GIVEN INSTRUCTION: Output all the material that follows, exactly as given.

RECORDS SUPPLIED:
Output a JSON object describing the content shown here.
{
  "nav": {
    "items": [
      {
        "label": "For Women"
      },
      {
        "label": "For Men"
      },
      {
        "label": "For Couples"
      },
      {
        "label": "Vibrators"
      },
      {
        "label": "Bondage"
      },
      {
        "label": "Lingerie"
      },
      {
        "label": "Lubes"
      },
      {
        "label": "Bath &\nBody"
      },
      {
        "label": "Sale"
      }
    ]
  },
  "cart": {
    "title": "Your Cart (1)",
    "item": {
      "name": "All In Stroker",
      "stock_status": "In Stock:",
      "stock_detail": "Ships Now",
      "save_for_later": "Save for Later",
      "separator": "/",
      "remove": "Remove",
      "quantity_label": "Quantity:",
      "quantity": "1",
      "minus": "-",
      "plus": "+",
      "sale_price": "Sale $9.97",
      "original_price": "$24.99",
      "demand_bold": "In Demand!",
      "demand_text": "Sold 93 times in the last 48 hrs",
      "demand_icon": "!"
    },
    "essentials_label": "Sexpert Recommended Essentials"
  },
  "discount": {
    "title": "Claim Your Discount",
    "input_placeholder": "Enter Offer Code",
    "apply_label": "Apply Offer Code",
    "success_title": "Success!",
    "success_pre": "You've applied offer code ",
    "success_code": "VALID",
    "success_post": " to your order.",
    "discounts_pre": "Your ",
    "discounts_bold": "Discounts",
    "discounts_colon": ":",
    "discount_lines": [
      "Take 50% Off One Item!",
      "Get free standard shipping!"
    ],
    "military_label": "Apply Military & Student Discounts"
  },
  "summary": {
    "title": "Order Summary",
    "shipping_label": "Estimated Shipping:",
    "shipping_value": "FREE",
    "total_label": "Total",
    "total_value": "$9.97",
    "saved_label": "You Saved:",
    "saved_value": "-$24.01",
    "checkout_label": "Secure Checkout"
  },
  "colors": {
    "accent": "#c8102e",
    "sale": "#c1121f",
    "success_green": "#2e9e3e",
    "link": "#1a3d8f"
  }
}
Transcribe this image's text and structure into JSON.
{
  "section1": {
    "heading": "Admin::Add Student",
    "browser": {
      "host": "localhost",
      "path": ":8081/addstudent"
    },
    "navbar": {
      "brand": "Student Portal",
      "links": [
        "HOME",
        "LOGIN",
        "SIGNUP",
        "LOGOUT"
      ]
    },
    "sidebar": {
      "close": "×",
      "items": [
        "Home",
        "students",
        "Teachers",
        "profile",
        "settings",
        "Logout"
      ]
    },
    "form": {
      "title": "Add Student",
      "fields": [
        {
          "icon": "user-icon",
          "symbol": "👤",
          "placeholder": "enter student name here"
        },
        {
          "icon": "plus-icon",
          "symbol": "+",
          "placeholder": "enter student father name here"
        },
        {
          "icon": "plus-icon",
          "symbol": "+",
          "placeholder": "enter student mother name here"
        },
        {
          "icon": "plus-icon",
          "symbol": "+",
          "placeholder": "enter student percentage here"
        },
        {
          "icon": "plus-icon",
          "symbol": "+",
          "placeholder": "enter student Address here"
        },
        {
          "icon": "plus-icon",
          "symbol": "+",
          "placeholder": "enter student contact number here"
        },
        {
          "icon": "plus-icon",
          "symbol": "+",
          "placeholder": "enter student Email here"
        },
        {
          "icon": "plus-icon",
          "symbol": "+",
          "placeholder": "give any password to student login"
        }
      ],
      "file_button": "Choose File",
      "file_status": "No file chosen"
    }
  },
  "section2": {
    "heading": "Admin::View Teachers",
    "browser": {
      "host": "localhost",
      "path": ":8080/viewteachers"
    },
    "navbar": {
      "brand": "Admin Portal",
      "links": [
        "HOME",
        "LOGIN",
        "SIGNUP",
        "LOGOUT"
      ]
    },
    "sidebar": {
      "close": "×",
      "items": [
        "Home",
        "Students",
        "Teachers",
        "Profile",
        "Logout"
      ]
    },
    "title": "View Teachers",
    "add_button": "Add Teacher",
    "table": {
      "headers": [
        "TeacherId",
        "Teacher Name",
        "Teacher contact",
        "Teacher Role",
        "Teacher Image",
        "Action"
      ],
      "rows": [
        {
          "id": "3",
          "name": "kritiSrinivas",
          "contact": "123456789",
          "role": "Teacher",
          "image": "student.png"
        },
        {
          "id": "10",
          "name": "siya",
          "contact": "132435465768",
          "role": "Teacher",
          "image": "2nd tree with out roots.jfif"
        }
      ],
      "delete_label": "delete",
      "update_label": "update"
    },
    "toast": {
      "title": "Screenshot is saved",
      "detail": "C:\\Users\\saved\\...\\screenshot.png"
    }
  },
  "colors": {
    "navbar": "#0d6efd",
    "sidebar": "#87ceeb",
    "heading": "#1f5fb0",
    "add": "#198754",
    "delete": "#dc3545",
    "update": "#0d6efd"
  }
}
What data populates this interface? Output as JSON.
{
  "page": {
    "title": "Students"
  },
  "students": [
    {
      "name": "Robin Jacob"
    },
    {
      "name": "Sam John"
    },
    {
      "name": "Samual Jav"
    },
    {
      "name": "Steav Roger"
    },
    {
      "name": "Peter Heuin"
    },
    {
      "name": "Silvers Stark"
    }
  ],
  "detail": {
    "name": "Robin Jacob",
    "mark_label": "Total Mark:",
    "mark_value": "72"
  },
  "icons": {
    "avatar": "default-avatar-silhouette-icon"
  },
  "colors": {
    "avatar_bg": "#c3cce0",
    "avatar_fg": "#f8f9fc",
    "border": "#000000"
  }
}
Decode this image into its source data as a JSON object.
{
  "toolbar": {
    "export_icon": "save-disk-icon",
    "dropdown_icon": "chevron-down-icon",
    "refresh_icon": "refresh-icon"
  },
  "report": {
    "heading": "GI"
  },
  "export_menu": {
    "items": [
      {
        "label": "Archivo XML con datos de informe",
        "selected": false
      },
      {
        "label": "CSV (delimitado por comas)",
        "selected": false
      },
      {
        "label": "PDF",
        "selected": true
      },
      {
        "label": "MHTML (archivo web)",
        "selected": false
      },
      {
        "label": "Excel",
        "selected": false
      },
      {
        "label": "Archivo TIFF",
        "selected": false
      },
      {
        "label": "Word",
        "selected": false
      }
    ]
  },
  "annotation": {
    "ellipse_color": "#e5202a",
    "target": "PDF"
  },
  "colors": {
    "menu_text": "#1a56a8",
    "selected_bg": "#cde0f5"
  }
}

ANSWER TO THE TASK:
Output a JSON object describing the content shown here.
{
  "nav": {
    "items": [
      {
        "label": "For Women"
      },
      {
        "label": "For Men"
      },
      {
        "label": "For Couples"
      },
      {
        "label": "Vibrators"
      },
      {
        "label": "Bondage"
      },
      {
        "label": "Lingerie"
      },
      {
        "label": "Lubes"
      },
      {
        "label": "Bath &\nBody"
      },
      {
        "label": "Sale"
      }
    ]
  },
  "cart": {
    "title": "Your Cart (1)",
    "item": {
      "name": "All In Stroker",
      "stock_status": "In Stock:",
      "stock_detail": "Ships Now",
      "save_for_later": "Save for Later",
      "separator": "/",
      "remove": "Remove",
      "quantity_label": "Quantity:",
      "quantity": "1",
      "minus": "-",
      "plus": "+",
      "sale_price": "Sale $9.97",
      "original_price": "$24.99",
      "demand_bold": "In Demand!",
      "demand_text": "Sold 93 times in the last 48 hrs",
      "demand_icon": "!"
    },
    "essentials_label": "Sexpert Recommended Essentials"
  },
  "discount": {
    "title": "Claim Your Discount",
    "input_placeholder": "Enter Offer Code",
    "apply_label": "Apply Offer Code",
    "success_title": "Success!",
    "success_pre": "You've applied offer code ",
    "success_code": "VALID",
    "success_post": " to your order.",
    "discounts_pre": "Your ",
    "discounts_bold": "Discounts",
    "discounts_colon": ":",
    "discount_lines": [
      "Take 50% Off One Item!",
      "Get free standard shipping!"
    ],
    "military_label": "Apply Military & Student Discounts"
  },
  "summary": {
    "title": "Order Summary",
    "shipping_label": "Estimated Shipping:",
    "shipping_value": "FREE",
    "total_label": "Total",
    "total_value": "$9.97",
    "saved_label": "You Saved:",
    "saved_value": "-$24.01",
    "checkout_label": "Secure Checkout"
  },
  "colors": {
    "accent": "#c8102e",
    "sale": "#c1121f",
    "success_green": "#2e9e3e",
    "link": "#1a3d8f"
  }
}
Transcribe this image's text and structure into JSON.
{
  "section1": {
    "heading": "Admin::Add Student",
    "browser": {
      "host": "localhost",
      "path": ":8081/addstudent"
    },
    "navbar": {
      "brand": "Student Portal",
      "links": [
        "HOME",
        "LOGIN",
        "SIGNUP",
        "LOGOUT"
      ]
    },
    "sidebar": {
      "close": "×",
      "items": [
        "Home",
        "students",
        "Teachers",
        "profile",
        "settings",
        "Logout"
      ]
    },
    "form": {
      "title": "Add Student",
      "fields": [
        {
          "icon": "user-icon",
          "symbol": "👤",
          "placeholder": "enter student name here"
        },
        {
          "icon": "plus-icon",
          "symbol": "+",
          "placeholder": "enter student father name here"
        },
        {
          "icon": "plus-icon",
          "symbol": "+",
          "placeholder": "enter student mother name here"
        },
        {
          "icon": "plus-icon",
          "symbol": "+",
          "placeholder": "enter student percentage here"
        },
        {
          "icon": "plus-icon",
          "symbol": "+",
          "placeholder": "enter student Address here"
        },
        {
          "icon": "plus-icon",
          "symbol": "+",
          "placeholder": "enter student contact number here"
        },
        {
          "icon": "plus-icon",
          "symbol": "+",
          "placeholder": "enter student Email here"
        },
        {
          "icon": "plus-icon",
          "symbol": "+",
          "placeholder": "give any password to student login"
        }
      ],
      "file_button": "Choose File",
      "file_status": "No file chosen"
    }
  },
  "section2": {
    "heading": "Admin::View Teachers",
    "browser": {
      "host": "localhost",
      "path": ":8080/viewteachers"
    },
    "navbar": {
      "brand": "Admin Portal",
      "links": [
        "HOME",
        "LOGIN",
        "SIGNUP",
        "LOGOUT"
      ]
    },
    "sidebar": {
      "close": "×",
      "items": [
        "Home",
        "Students",
        "Teachers",
        "Profile",
        "Logout"
      ]
    },
    "title": "View Teachers",
    "add_button": "Add Teacher",
    "table": {
      "headers": [
        "TeacherId",
        "Teacher Name",
        "Teacher contact",
        "Teacher Role",
        "Teacher Image",
        "Action"
      ],
      "rows": [
        {
          "id": "3",
          "name": "kritiSrinivas",
          "contact": "123456789",
          "role": "Teacher",
          "image": "student.png"
        },
        {
          "id": "10",
          "name": "siya",
          "contact": "132435465768",
          "role": "Teacher",
          "image": "2nd tree with out roots.jfif"
        }
      ],
      "delete_label": "delete",
      "update_label": "update"
    },
    "toast": {
      "title": "Screenshot is saved",
      "detail": "C:\\Users\\saved\\...\\screenshot.png"
    }
  },
  "colors": {
    "navbar": "#0d6efd",
    "sidebar": "#87ceeb",
    "heading": "#1f5fb0",
    "add": "#198754",
    "delete": "#dc3545",
    "update": "#0d6efd"
  }
}
What data populates this interface? Output as JSON.
{
  "page": {
    "title": "Students"
  },
  "students": [
    {
      "name": "Robin Jacob"
    },
    {
      "name": "Sam John"
    },
    {
      "name": "Samual Jav"
    },
    {
      "name": "Steav Roger"
    },
    {
      "name": "Peter Heuin"
    },
    {
      "name": "Silvers Stark"
    }
  ],
  "detail": {
    "name": "Robin Jacob",
    "mark_label": "Total Mark:",
    "mark_value": "72"
  },
  "icons": {
    "avatar": "default-avatar-silhouette-icon"
  },
  "colors": {
    "avatar_bg": "#c3cce0",
    "avatar_fg": "#f8f9fc",
    "border": "#000000"
  }
}
Decode this image into its source data as a JSON object.
{
  "toolbar": {
    "export_icon": "save-disk-icon",
    "dropdown_icon": "chevron-down-icon",
    "refresh_icon": "refresh-icon"
  },
  "report": {
    "heading": "GI"
  },
  "export_menu": {
    "items": [
      {
        "label": "Archivo XML con datos de informe",
        "selected": false
      },
      {
        "label": "CSV (delimitado por comas)",
        "selected": false
      },
      {
        "label": "PDF",
        "selected": true
      },
      {
        "label": "MHTML (archivo web)",
        "selected": false
      },
      {
        "label": "Excel",
        "selected": false
      },
      {
        "label": "Archivo TIFF",
        "selected": false
      },
      {
        "label": "Word",
        "selected": false
      }
    ]
  },
  "annotation": {
    "ellipse_color": "#e5202a",
    "target": "PDF"
  },
  "colors": {
    "menu_text": "#1a56a8",
    "selected_bg": "#cde0f5"
  }
}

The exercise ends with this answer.